** Start of DATASET **

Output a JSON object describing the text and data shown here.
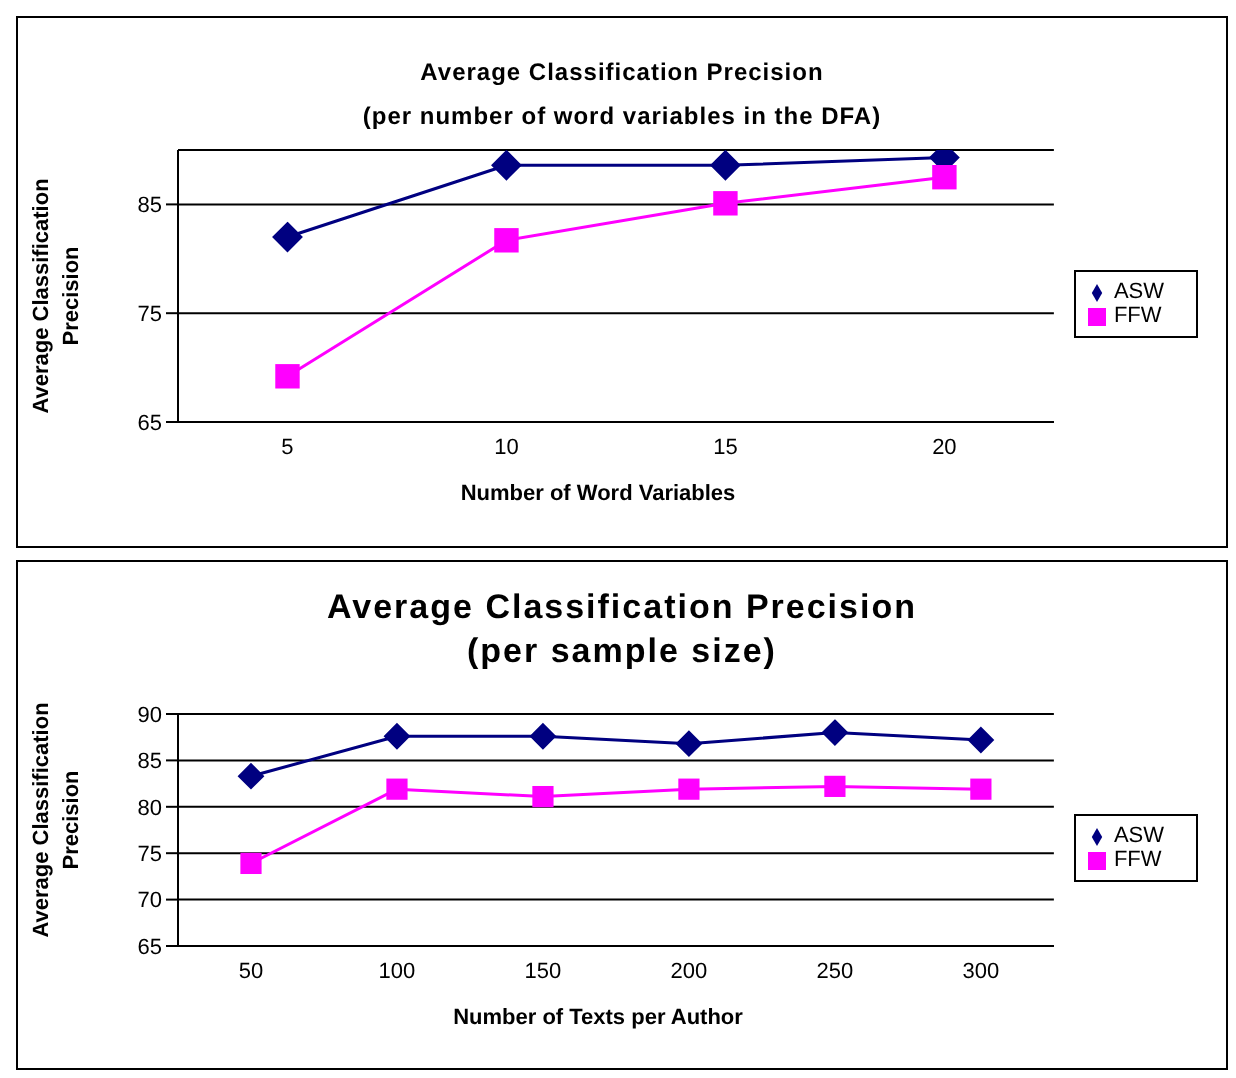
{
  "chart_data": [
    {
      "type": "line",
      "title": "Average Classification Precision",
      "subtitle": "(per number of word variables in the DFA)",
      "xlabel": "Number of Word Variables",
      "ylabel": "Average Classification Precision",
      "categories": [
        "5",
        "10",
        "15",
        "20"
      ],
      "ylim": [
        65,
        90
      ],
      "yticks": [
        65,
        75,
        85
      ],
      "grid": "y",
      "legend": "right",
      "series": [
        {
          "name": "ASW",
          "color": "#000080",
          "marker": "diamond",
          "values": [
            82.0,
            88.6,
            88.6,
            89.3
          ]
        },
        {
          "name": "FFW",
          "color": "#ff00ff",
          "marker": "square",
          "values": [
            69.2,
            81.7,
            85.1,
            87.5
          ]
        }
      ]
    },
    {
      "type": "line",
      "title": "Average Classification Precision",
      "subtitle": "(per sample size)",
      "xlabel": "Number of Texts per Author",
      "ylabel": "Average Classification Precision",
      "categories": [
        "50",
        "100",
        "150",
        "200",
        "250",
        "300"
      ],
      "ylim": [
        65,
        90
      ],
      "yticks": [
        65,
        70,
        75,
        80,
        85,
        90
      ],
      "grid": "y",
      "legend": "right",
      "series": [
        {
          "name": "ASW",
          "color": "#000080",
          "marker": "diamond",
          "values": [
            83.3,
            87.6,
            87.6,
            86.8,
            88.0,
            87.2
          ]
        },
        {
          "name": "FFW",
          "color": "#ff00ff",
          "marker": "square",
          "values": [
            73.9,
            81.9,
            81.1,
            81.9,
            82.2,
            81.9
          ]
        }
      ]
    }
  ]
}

** End of DATASET **

**THE EXERCISE**
Without including any pictures, reproduce the listing exactly.

**EXERCISE ANSWER**
Output a JSON object describing the text and data shown here.
{
  "chart_data": [
    {
      "type": "line",
      "title": "Average Classification Precision",
      "subtitle": "(per number of word variables in the DFA)",
      "xlabel": "Number of Word Variables",
      "ylabel": "Average Classification Precision",
      "categories": [
        "5",
        "10",
        "15",
        "20"
      ],
      "ylim": [
        65,
        90
      ],
      "yticks": [
        65,
        75,
        85
      ],
      "grid": "y",
      "legend": "right",
      "series": [
        {
          "name": "ASW",
          "color": "#000080",
          "marker": "diamond",
          "values": [
            82.0,
            88.6,
            88.6,
            89.3
          ]
        },
        {
          "name": "FFW",
          "color": "#ff00ff",
          "marker": "square",
          "values": [
            69.2,
            81.7,
            85.1,
            87.5
          ]
        }
      ]
    },
    {
      "type": "line",
      "title": "Average Classification Precision",
      "subtitle": "(per sample size)",
      "xlabel": "Number of Texts per Author",
      "ylabel": "Average Classification Precision",
      "categories": [
        "50",
        "100",
        "150",
        "200",
        "250",
        "300"
      ],
      "ylim": [
        65,
        90
      ],
      "yticks": [
        65,
        70,
        75,
        80,
        85,
        90
      ],
      "grid": "y",
      "legend": "right",
      "series": [
        {
          "name": "ASW",
          "color": "#000080",
          "marker": "diamond",
          "values": [
            83.3,
            87.6,
            87.6,
            86.8,
            88.0,
            87.2
          ]
        },
        {
          "name": "FFW",
          "color": "#ff00ff",
          "marker": "square",
          "values": [
            73.9,
            81.9,
            81.1,
            81.9,
            82.2,
            81.9
          ]
        }
      ]
    }
  ]
}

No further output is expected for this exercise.